Output the full material exactly as it appears here.

== DATA ==

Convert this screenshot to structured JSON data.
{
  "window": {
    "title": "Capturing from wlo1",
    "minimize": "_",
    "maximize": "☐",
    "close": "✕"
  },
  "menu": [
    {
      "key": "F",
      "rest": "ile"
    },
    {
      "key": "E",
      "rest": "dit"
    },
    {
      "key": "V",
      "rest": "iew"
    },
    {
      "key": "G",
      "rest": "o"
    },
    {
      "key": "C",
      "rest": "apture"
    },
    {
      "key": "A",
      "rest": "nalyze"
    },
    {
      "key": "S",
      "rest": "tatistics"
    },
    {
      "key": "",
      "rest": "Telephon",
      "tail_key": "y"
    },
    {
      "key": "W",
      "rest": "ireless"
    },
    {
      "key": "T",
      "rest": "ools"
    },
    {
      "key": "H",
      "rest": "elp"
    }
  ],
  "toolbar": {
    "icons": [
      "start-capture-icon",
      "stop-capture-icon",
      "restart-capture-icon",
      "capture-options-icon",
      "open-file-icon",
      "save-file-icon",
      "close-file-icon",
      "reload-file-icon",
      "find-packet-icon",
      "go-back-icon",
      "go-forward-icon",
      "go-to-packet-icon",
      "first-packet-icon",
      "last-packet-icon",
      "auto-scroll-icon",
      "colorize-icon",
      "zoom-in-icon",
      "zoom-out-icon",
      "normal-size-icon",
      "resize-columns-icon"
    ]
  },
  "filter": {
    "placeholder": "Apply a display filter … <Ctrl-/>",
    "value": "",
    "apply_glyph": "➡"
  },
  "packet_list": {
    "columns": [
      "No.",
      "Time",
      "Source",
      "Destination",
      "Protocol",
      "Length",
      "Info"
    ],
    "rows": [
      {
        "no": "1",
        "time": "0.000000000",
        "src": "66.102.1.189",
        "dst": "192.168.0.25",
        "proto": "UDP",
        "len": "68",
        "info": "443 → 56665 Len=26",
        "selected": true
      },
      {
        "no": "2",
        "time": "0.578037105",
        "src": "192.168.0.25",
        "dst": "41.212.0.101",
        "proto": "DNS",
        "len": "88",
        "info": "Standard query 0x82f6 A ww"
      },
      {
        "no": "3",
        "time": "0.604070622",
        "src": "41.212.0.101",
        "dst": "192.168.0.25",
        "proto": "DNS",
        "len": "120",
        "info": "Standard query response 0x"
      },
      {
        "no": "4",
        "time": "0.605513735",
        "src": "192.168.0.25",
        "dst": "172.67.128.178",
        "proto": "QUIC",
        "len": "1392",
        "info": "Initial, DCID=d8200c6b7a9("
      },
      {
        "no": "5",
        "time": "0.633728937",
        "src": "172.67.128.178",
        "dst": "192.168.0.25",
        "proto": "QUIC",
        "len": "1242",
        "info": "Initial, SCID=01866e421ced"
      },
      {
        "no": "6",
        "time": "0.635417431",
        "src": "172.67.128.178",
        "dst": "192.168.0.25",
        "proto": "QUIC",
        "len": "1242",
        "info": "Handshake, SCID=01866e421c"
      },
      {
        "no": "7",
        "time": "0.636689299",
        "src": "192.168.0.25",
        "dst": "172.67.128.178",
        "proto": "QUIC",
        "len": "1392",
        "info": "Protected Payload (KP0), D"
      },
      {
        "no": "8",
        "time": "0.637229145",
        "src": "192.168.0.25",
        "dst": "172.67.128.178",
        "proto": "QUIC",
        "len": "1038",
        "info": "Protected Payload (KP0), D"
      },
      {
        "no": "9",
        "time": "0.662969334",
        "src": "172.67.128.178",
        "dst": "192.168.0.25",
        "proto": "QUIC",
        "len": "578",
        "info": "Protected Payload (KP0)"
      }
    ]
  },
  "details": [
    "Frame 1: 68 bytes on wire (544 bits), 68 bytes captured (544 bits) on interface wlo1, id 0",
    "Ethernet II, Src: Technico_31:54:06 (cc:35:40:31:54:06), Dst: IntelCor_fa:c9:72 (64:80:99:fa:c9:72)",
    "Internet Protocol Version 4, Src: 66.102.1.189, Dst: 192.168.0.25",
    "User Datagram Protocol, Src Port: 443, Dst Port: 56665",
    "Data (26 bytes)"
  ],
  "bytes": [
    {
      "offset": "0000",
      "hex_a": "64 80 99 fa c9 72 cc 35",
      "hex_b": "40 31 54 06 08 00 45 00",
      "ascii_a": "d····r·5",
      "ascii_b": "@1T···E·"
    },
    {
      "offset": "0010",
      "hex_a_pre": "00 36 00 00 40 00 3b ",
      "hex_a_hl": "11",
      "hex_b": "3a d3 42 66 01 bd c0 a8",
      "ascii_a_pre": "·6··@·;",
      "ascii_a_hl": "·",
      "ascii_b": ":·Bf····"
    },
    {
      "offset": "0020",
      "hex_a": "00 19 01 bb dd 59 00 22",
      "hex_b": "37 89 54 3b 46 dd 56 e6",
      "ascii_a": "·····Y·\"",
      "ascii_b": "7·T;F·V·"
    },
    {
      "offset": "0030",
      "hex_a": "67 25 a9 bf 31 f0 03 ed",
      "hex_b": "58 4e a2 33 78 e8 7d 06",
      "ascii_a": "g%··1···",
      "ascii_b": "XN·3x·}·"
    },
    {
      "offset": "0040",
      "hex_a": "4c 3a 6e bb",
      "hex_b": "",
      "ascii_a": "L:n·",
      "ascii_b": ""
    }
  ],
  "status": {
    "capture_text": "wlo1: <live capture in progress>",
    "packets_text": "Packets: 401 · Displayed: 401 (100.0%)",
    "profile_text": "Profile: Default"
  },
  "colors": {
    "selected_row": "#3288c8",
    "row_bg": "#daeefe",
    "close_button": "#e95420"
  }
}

===

▶ COMPLETE ANSWER:
Convert this screenshot to structured JSON data.
{
  "window": {
    "title": "Capturing from wlo1",
    "minimize": "_",
    "maximize": "☐",
    "close": "✕"
  },
  "menu": [
    {
      "key": "F",
      "rest": "ile"
    },
    {
      "key": "E",
      "rest": "dit"
    },
    {
      "key": "V",
      "rest": "iew"
    },
    {
      "key": "G",
      "rest": "o"
    },
    {
      "key": "C",
      "rest": "apture"
    },
    {
      "key": "A",
      "rest": "nalyze"
    },
    {
      "key": "S",
      "rest": "tatistics"
    },
    {
      "key": "",
      "rest": "Telephon",
      "tail_key": "y"
    },
    {
      "key": "W",
      "rest": "ireless"
    },
    {
      "key": "T",
      "rest": "ools"
    },
    {
      "key": "H",
      "rest": "elp"
    }
  ],
  "toolbar": {
    "icons": [
      "start-capture-icon",
      "stop-capture-icon",
      "restart-capture-icon",
      "capture-options-icon",
      "open-file-icon",
      "save-file-icon",
      "close-file-icon",
      "reload-file-icon",
      "find-packet-icon",
      "go-back-icon",
      "go-forward-icon",
      "go-to-packet-icon",
      "first-packet-icon",
      "last-packet-icon",
      "auto-scroll-icon",
      "colorize-icon",
      "zoom-in-icon",
      "zoom-out-icon",
      "normal-size-icon",
      "resize-columns-icon"
    ]
  },
  "filter": {
    "placeholder": "Apply a display filter … <Ctrl-/>",
    "value": "",
    "apply_glyph": "➡"
  },
  "packet_list": {
    "columns": [
      "No.",
      "Time",
      "Source",
      "Destination",
      "Protocol",
      "Length",
      "Info"
    ],
    "rows": [
      {
        "no": "1",
        "time": "0.000000000",
        "src": "66.102.1.189",
        "dst": "192.168.0.25",
        "proto": "UDP",
        "len": "68",
        "info": "443 → 56665 Len=26",
        "selected": true
      },
      {
        "no": "2",
        "time": "0.578037105",
        "src": "192.168.0.25",
        "dst": "41.212.0.101",
        "proto": "DNS",
        "len": "88",
        "info": "Standard query 0x82f6 A ww"
      },
      {
        "no": "3",
        "time": "0.604070622",
        "src": "41.212.0.101",
        "dst": "192.168.0.25",
        "proto": "DNS",
        "len": "120",
        "info": "Standard query response 0x"
      },
      {
        "no": "4",
        "time": "0.605513735",
        "src": "192.168.0.25",
        "dst": "172.67.128.178",
        "proto": "QUIC",
        "len": "1392",
        "info": "Initial, DCID=d8200c6b7a9("
      },
      {
        "no": "5",
        "time": "0.633728937",
        "src": "172.67.128.178",
        "dst": "192.168.0.25",
        "proto": "QUIC",
        "len": "1242",
        "info": "Initial, SCID=01866e421ced"
      },
      {
        "no": "6",
        "time": "0.635417431",
        "src": "172.67.128.178",
        "dst": "192.168.0.25",
        "proto": "QUIC",
        "len": "1242",
        "info": "Handshake, SCID=01866e421c"
      },
      {
        "no": "7",
        "time": "0.636689299",
        "src": "192.168.0.25",
        "dst": "172.67.128.178",
        "proto": "QUIC",
        "len": "1392",
        "info": "Protected Payload (KP0), D"
      },
      {
        "no": "8",
        "time": "0.637229145",
        "src": "192.168.0.25",
        "dst": "172.67.128.178",
        "proto": "QUIC",
        "len": "1038",
        "info": "Protected Payload (KP0), D"
      },
      {
        "no": "9",
        "time": "0.662969334",
        "src": "172.67.128.178",
        "dst": "192.168.0.25",
        "proto": "QUIC",
        "len": "578",
        "info": "Protected Payload (KP0)"
      }
    ]
  },
  "details": [
    "Frame 1: 68 bytes on wire (544 bits), 68 bytes captured (544 bits) on interface wlo1, id 0",
    "Ethernet II, Src: Technico_31:54:06 (cc:35:40:31:54:06), Dst: IntelCor_fa:c9:72 (64:80:99:fa:c9:72)",
    "Internet Protocol Version 4, Src: 66.102.1.189, Dst: 192.168.0.25",
    "User Datagram Protocol, Src Port: 443, Dst Port: 56665",
    "Data (26 bytes)"
  ],
  "bytes": [
    {
      "offset": "0000",
      "hex_a": "64 80 99 fa c9 72 cc 35",
      "hex_b": "40 31 54 06 08 00 45 00",
      "ascii_a": "d····r·5",
      "ascii_b": "@1T···E·"
    },
    {
      "offset": "0010",
      "hex_a_pre": "00 36 00 00 40 00 3b ",
      "hex_a_hl": "11",
      "hex_b": "3a d3 42 66 01 bd c0 a8",
      "ascii_a_pre": "·6··@·;",
      "ascii_a_hl": "·",
      "ascii_b": ":·Bf····"
    },
    {
      "offset": "0020",
      "hex_a": "00 19 01 bb dd 59 00 22",
      "hex_b": "37 89 54 3b 46 dd 56 e6",
      "ascii_a": "·····Y·\"",
      "ascii_b": "7·T;F·V·"
    },
    {
      "offset": "0030",
      "hex_a": "67 25 a9 bf 31 f0 03 ed",
      "hex_b": "58 4e a2 33 78 e8 7d 06",
      "ascii_a": "g%··1···",
      "ascii_b": "XN·3x·}·"
    },
    {
      "offset": "0040",
      "hex_a": "4c 3a 6e bb",
      "hex_b": "",
      "ascii_a": "L:n·",
      "ascii_b": ""
    }
  ],
  "status": {
    "capture_text": "wlo1: <live capture in progress>",
    "packets_text": "Packets: 401 · Displayed: 401 (100.0%)",
    "profile_text": "Profile: Default"
  },
  "colors": {
    "selected_row": "#3288c8",
    "row_bg": "#daeefe",
    "close_button": "#e95420"
  }
}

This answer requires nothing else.